### Text to read
— begin —

# Poljot Deluxe Repair Or Not?



## Leebman (Mar 13, 2008)

I have been picking through my collection and this poljot is missing its rotor assembly










It works fine as a handwound is it worth repairing and how difficult is finding parts ? Or would it be better moving it on to someone else for spares etc?


----------



## blackandgolduk (Apr 25, 2005)

I suppose the question to ask is - how much do you like it? I think it's lovely and if it works as a handwound I'd probably leave it as it is. If you want it to be completely original then fix it up!


----------



## Leebman (Mar 13, 2008)

I wear it a bit but with some incoming watches I'm loathed to spend any money on it guess it'll stay as is for the moment.


----------



## Service Engineer (Dec 28, 2007)

Elegant looking time piece.


----------



## ujjwaldey (Mar 3, 2008)

looks great.. even if not perfect..wish I could buy one


----------



## mel (Dec 6, 2006)

I think I'd be inclined to set a search on fleebie for one - even a non-worker - so as to get the rotor assembly and replace it. :yes:

If you get one cheap enough - or with the same movemnet - it would be worth it to restore back to original working condition :lol: It *is* a nice looking watch, very dressy and looks like it wears well!


----------

— end —

### Problem 1
In the Poljot thread, what part is the watch missing?

Dataset items:
— begin —

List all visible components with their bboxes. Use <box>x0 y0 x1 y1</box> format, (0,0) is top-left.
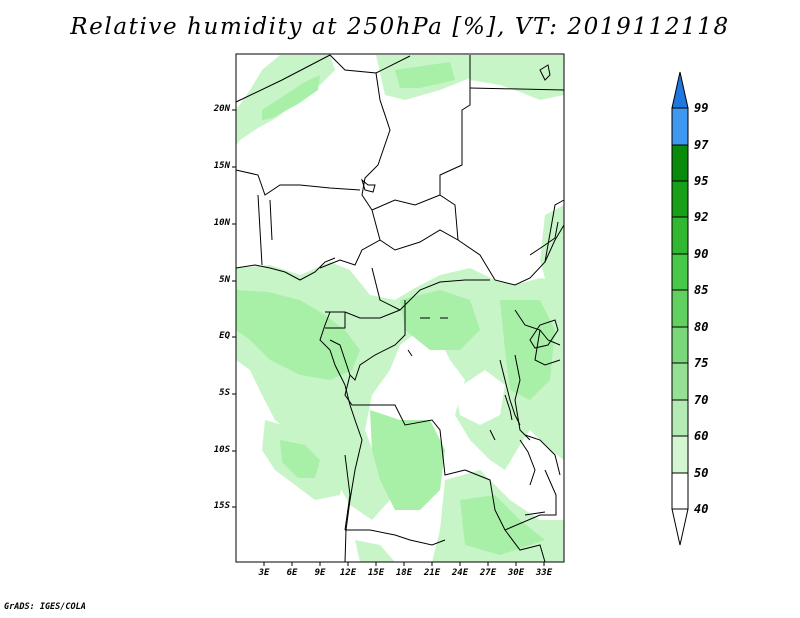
lat-label: EQ <box>219 331 230 341</box>
colorbar-label: 97 <box>694 138 709 152</box>
colorbar-seg-9 <box>671 435 689 474</box>
colorbar-seg-4 <box>671 253 689 291</box>
colorbar-seg-7 <box>671 362 689 401</box>
humidity-region-north-corner <box>470 55 564 100</box>
colorbar-label: 90 <box>694 247 709 261</box>
lon-label: 33E <box>535 568 553 578</box>
humidity-region-east <box>540 205 564 300</box>
humidity-region-congo-dry <box>455 370 505 425</box>
humidity-region-north-east-core <box>395 62 455 88</box>
colorbar-seg-0 <box>671 107 689 146</box>
grads-credit: GrADS: IGES/COLA <box>4 602 86 612</box>
lon-label: 30E <box>507 568 525 578</box>
colorbar-label: 95 <box>694 174 709 188</box>
axis-ticks <box>232 109 545 566</box>
lon-label: 21E <box>423 568 441 578</box>
humidity-region-central-core <box>236 290 360 380</box>
colorbar-label: 60 <box>694 429 709 443</box>
colorbar-label: 75 <box>694 356 709 370</box>
lat-label: 15S <box>213 501 230 511</box>
colorbar-seg-6 <box>671 326 689 364</box>
lat-label: 5N <box>219 275 230 285</box>
humidity-region-north-core <box>262 75 320 120</box>
colorbar-seg-8 <box>671 399 689 437</box>
humidity-region-congo <box>400 290 480 350</box>
lat-label: 15N <box>213 161 230 171</box>
colorbar-seg-10 <box>671 472 689 510</box>
colorbar-label: 92 <box>694 210 709 224</box>
lon-label: 15E <box>367 568 385 578</box>
map-title: Relative humidity at 250hPa [%], VT: 201… <box>70 14 730 40</box>
humidity-fill <box>236 55 564 562</box>
colorbar-label: 80 <box>694 320 709 334</box>
colorbar-label: 70 <box>694 393 709 407</box>
lon-label: 6E <box>286 568 298 578</box>
lon-label: 12E <box>339 568 357 578</box>
lon-label: 18E <box>395 568 413 578</box>
lat-label: 5S <box>219 388 230 398</box>
lat-label: 20N <box>213 104 230 114</box>
humidity-region-south-tip <box>355 540 395 562</box>
map-frame <box>235 53 565 563</box>
lon-label: 24E <box>451 568 469 578</box>
colorbar-label: 85 <box>694 283 709 297</box>
colorbar-label: 50 <box>694 466 709 480</box>
lat-label: 10S <box>213 445 230 455</box>
colorbar-seg-2 <box>671 180 689 218</box>
lon-label: 27E <box>479 568 497 578</box>
humidity-region-southwest-core <box>280 440 320 478</box>
colorbar-label: 40 <box>694 502 709 516</box>
colorbar-seg-5 <box>671 289 689 328</box>
colorbar <box>671 71 689 546</box>
colorbar-label: 99 <box>694 101 709 115</box>
colorbar-top-arrow <box>671 71 689 109</box>
lat-label: 10N <box>213 218 230 228</box>
colorbar-bottom-arrow <box>671 508 689 546</box>
humidity-region-south <box>370 410 445 510</box>
lon-label: 3E <box>258 568 270 578</box>
colorbar-seg-3 <box>671 216 689 255</box>
colorbar-seg-1 <box>671 144 689 182</box>
lon-label: 9E <box>314 568 326 578</box>
coastlines <box>235 64 559 563</box>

— end —

### Problem 2
Express the dataset rows above as a Markdown table with columns n and Line, numbering each line. Take them from the line with "lat-label: EQ <box>219 331 230 341</box>" up to and including the line with "lon-label: 27E <box>479 568 497 578</box>", and leave out blank lines.

### Exercise solution 1
Its rotor assembly.

### Exercise solution 2
| n | Line |
|---|---|
| 1 | lat-label: EQ <box>219 331 230 341</box> |
| 2 | colorbar-label: 97 <box>694 138 709 152</box> |
| 3 | colorbar-seg-9 <box>671 435 689 474</box> |
| 4 | colorbar-seg-4 <box>671 253 689 291</box> |
| 5 | colorbar-seg-7 <box>671 362 689 401</box> |
| 6 | humidity-region-north-corner <box>470 55 564 100</box> |
| 7 | colorbar-label: 90 <box>694 247 709 261</box> |
| 8 | lon-label: 33E <box>535 568 553 578</box> |
| 9 | humidity-region-east <box>540 205 564 300</box> |
| 10 | humidity-region-congo-dry <box>455 370 505 425</box> |
| 11 | humidity-region-north-east-core <box>395 62 455 88</box> |
| 12 | colorbar-seg-0 <box>671 107 689 146</box> |
| 13 | grads-credit: GrADS: IGES/COLA <box>4 602 86 612</box> |
| 14 | lon-label: 30E <box>507 568 525 578</box> |
| 15 | colorbar-label: 95 <box>694 174 709 188</box> |
| 16 | axis-ticks <box>232 109 545 566</box> |
| 17 | lon-label: 21E <box>423 568 441 578</box> |
| 18 | humidity-region-central-core <box>236 290 360 380</box> |
| 19 | colorbar-label: 60 <box>694 429 709 443</box> |
| 20 | colorbar-label: 75 <box>694 356 709 370</box> |
| 21 | lat-label: 15S <box>213 501 230 511</box> |
| 22 | colorbar-seg-6 <box>671 326 689 364</box> |
| 23 | lat-label: 5N <box>219 275 230 285</box> |
| 24 | humidity-region-north-core <box>262 75 320 120</box> |
| 25 | colorbar-seg-8 <box>671 399 689 437</box> |
| 26 | humidity-region-congo <box>400 290 480 350</box> |
| 27 | lat-label: 15N <box>213 161 230 171</box> |
| 28 | colorbar-seg-10 <box>671 472 689 510</box> |
| 29 | colorbar-label: 92 <box>694 210 709 224</box> |
| 30 | lon-label: 15E <box>367 568 385 578</box> |
| 31 | map-title: Relative humidity at 250hPa [%], VT: 201… <box>70 14 730 40</box> |
| 32 | humidity-fill <box>236 55 564 562</box> |
| 33 | colorbar-label: 80 <box>694 320 709 334</box> |
| 34 | colorbar-label: 70 <box>694 393 709 407</box> |
| 35 | lon-label: 6E <box>286 568 298 578</box> |
| 36 | lon-label: 12E <box>339 568 357 578</box> |
| 37 | lon-label: 18E <box>395 568 413 578</box> |
| 38 | lat-label: 5S <box>219 388 230 398</box> |
| 39 | lat-label: 20N <box>213 104 230 114</box> |
| 40 | humidity-region-south-tip <box>355 540 395 562</box> |
| 41 | map-frame <box>235 53 565 563</box> |
| 42 | lon-label: 24E <box>451 568 469 578</box> |
| 43 | colorbar-label: 85 <box>694 283 709 297</box> |
| 44 | colorbar-label: 50 <box>694 466 709 480</box> |
| 45 | lat-label: 10S <box>213 445 230 455</box> |
| 46 | colorbar-seg-2 <box>671 180 689 218</box> |
| 47 | lon-label: 27E <box>479 568 497 578</box> |